Stored items from a collection
::::
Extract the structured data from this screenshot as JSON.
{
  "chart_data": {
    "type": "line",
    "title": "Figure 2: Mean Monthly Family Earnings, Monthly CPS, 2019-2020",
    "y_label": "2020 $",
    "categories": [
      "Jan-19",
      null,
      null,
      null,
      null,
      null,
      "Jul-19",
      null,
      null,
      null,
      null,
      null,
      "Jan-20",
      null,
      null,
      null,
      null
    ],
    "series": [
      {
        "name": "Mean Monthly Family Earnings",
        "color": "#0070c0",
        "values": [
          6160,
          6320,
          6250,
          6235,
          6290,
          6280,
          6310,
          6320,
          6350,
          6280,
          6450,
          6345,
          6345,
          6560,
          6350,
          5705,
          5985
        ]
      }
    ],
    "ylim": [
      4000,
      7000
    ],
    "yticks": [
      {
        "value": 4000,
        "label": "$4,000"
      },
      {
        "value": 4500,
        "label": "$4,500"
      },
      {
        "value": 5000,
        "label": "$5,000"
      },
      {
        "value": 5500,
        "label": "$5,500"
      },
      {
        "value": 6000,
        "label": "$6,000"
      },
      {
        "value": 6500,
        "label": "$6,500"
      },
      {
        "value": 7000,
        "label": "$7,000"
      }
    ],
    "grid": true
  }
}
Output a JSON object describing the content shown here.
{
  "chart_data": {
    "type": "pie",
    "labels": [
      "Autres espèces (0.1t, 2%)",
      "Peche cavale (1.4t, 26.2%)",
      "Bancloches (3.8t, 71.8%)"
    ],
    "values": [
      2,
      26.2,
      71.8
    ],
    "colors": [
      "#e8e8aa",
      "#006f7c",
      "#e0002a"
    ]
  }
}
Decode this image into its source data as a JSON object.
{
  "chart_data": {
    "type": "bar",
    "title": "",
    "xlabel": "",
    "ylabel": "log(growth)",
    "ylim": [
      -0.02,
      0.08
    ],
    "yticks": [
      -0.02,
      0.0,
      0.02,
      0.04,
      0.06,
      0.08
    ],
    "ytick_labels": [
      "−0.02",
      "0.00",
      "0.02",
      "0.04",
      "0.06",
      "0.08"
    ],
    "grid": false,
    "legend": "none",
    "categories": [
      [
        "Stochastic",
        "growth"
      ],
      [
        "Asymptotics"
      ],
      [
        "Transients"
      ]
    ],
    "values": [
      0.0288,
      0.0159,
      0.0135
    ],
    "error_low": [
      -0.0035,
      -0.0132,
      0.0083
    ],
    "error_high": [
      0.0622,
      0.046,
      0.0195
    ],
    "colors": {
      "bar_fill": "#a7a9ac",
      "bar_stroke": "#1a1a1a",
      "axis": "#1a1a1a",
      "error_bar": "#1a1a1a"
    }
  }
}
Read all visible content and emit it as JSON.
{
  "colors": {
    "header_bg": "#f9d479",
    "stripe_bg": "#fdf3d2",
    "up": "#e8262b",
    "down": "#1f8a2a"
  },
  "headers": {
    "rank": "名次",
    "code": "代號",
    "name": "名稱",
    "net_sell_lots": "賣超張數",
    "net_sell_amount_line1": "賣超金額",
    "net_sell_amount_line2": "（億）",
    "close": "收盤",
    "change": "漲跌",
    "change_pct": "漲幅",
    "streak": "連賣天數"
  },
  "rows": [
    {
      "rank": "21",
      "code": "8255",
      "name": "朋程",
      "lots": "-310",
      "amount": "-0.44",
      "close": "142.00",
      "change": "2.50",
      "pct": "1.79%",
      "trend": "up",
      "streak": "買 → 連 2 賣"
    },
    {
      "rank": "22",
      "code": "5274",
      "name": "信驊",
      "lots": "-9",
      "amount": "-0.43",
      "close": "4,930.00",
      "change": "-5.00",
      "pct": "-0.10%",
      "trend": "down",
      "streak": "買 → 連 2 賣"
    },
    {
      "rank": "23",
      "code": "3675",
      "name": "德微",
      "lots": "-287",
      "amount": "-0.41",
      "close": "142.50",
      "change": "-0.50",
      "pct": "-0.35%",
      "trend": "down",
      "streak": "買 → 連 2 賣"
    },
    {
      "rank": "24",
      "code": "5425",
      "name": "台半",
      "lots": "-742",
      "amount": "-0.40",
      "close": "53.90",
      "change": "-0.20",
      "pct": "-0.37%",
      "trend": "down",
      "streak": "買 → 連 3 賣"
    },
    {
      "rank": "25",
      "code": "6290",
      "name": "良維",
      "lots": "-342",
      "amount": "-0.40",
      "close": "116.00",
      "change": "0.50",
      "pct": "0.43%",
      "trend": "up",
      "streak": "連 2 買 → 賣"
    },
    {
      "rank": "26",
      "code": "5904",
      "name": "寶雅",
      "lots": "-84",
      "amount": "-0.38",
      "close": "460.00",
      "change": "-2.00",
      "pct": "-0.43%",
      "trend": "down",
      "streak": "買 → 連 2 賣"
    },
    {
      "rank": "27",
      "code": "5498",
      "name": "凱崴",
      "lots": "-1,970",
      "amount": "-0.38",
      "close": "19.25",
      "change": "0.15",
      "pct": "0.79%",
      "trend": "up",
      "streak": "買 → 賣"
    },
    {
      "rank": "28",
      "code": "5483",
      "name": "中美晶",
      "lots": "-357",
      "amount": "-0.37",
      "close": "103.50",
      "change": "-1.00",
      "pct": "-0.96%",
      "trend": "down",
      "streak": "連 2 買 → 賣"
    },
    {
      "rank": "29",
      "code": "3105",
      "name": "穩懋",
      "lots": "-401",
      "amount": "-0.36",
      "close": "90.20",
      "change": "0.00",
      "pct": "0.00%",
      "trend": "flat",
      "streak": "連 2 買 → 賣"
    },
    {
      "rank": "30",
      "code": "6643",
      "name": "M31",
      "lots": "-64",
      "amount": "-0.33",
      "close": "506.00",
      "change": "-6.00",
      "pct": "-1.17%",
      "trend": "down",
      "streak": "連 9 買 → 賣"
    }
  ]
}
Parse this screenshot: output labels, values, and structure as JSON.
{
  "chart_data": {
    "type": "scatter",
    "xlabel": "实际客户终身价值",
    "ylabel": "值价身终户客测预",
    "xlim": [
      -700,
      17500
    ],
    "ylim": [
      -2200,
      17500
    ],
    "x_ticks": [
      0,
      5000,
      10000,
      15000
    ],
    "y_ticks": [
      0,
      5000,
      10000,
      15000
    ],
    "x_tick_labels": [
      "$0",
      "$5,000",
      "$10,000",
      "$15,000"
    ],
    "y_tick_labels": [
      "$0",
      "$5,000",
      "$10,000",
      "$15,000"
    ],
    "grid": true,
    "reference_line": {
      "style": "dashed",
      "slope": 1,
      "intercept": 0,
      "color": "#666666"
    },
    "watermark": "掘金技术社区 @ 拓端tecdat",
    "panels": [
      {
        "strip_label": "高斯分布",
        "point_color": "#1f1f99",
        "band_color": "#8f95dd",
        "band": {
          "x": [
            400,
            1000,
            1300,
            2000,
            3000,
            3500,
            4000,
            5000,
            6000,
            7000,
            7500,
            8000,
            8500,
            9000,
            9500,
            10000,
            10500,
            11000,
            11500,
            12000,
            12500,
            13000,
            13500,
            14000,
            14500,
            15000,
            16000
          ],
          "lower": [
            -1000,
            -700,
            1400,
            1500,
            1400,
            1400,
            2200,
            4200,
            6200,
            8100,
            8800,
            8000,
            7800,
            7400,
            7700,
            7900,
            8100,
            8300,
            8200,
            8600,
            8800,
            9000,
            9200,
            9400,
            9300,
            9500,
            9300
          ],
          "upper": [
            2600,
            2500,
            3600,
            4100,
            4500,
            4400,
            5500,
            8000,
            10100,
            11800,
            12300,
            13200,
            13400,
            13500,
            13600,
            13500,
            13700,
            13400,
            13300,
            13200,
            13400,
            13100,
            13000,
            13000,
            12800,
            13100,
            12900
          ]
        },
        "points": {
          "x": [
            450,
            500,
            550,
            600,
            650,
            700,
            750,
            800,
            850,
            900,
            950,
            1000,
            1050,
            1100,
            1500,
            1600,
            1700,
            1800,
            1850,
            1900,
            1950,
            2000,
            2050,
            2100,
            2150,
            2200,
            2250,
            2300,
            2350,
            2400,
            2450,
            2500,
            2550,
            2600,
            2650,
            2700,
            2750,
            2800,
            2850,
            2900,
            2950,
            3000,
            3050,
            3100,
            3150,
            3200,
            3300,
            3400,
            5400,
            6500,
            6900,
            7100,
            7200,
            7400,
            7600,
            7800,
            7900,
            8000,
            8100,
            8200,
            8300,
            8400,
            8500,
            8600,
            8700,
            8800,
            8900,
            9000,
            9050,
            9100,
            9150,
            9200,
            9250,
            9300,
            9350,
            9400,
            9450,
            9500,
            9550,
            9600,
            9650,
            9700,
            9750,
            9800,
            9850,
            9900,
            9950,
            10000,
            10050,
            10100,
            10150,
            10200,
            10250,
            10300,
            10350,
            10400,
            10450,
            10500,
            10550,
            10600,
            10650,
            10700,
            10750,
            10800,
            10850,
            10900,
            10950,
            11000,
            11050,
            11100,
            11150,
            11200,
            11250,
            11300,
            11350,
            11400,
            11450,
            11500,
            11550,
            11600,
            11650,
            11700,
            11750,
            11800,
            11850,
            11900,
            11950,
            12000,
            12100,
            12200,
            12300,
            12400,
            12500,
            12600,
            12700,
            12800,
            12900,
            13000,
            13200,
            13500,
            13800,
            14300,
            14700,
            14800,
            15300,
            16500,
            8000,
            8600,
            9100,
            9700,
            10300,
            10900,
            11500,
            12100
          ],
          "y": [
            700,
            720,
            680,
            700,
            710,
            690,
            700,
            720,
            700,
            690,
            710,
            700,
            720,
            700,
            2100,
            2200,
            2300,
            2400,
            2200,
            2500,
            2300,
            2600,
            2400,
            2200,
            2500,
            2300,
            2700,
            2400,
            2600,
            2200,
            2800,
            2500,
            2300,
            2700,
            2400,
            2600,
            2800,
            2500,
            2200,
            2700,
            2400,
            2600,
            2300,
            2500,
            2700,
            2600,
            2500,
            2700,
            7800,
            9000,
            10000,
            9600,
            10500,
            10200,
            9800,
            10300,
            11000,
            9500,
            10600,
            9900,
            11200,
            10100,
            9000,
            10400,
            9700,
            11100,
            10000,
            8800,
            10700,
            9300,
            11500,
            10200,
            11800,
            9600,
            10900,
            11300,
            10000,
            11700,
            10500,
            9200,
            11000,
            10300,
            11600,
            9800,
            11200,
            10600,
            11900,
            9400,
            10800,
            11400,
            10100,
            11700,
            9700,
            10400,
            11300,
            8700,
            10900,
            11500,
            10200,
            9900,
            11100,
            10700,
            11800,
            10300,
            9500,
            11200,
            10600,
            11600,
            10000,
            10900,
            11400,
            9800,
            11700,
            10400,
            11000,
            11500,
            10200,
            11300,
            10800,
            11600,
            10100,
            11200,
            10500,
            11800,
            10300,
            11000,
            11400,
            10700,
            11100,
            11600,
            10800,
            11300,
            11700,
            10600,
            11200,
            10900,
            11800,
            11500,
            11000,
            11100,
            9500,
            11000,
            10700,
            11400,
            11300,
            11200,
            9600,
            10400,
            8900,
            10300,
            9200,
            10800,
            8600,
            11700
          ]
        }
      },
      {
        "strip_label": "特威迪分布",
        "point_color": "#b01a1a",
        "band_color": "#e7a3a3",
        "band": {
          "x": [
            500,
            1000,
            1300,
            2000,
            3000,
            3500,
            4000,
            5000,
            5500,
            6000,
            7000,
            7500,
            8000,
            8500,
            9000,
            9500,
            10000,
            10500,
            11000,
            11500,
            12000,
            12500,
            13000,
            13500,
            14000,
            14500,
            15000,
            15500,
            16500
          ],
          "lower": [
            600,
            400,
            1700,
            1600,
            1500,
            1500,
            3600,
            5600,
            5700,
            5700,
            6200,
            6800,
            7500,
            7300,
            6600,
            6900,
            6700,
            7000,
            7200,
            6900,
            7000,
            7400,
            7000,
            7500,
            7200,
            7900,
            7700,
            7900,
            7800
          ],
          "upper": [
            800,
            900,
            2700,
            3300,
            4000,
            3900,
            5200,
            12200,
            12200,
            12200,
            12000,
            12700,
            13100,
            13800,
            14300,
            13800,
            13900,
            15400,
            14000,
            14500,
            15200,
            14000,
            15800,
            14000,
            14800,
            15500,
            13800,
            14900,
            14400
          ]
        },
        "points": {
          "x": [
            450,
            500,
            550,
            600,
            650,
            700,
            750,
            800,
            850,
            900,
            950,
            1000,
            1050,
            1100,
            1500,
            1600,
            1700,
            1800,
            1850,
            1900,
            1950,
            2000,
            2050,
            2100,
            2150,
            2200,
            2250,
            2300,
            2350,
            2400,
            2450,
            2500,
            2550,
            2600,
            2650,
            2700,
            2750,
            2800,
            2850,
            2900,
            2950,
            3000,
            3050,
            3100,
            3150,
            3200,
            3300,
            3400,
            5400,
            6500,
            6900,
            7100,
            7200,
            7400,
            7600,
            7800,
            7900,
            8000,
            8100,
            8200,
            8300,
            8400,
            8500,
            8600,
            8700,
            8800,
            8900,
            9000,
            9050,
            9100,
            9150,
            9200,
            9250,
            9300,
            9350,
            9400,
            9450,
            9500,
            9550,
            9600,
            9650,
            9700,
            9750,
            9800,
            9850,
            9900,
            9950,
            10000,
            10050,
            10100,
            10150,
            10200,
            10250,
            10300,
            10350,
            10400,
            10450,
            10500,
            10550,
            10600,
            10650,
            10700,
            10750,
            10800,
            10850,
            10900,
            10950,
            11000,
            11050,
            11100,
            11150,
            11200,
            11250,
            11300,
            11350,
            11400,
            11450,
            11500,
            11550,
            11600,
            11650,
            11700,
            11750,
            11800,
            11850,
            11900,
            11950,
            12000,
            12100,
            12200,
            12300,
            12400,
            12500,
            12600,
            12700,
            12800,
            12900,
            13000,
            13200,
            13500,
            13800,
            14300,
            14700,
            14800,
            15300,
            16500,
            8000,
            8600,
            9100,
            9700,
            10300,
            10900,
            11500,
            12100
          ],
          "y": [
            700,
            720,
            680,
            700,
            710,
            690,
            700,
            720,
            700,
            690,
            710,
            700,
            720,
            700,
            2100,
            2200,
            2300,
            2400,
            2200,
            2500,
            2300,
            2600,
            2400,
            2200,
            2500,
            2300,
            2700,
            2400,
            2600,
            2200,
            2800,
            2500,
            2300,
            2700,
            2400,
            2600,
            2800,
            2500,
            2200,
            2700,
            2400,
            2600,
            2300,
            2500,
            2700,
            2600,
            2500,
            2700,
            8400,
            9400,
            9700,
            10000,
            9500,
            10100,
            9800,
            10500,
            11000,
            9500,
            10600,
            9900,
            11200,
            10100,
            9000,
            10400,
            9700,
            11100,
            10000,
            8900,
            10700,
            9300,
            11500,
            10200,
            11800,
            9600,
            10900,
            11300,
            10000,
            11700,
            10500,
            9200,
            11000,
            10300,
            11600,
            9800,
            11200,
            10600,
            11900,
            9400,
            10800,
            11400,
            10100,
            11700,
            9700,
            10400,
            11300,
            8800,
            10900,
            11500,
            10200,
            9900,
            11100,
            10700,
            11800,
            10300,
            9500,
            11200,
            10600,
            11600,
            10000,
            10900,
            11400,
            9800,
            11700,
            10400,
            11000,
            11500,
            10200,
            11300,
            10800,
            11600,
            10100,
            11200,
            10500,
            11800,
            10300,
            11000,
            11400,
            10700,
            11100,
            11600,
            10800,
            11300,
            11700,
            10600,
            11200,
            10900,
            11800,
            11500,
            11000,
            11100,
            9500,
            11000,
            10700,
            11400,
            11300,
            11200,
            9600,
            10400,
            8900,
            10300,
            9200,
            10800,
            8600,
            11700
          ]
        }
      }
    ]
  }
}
::::
Exercise objective:
Extract all lines from the data in which "values" is found.

Reply:
        "values": [
    "values": [
    "values": [
Parse this screenshot: output labels, values, and structure as JSON.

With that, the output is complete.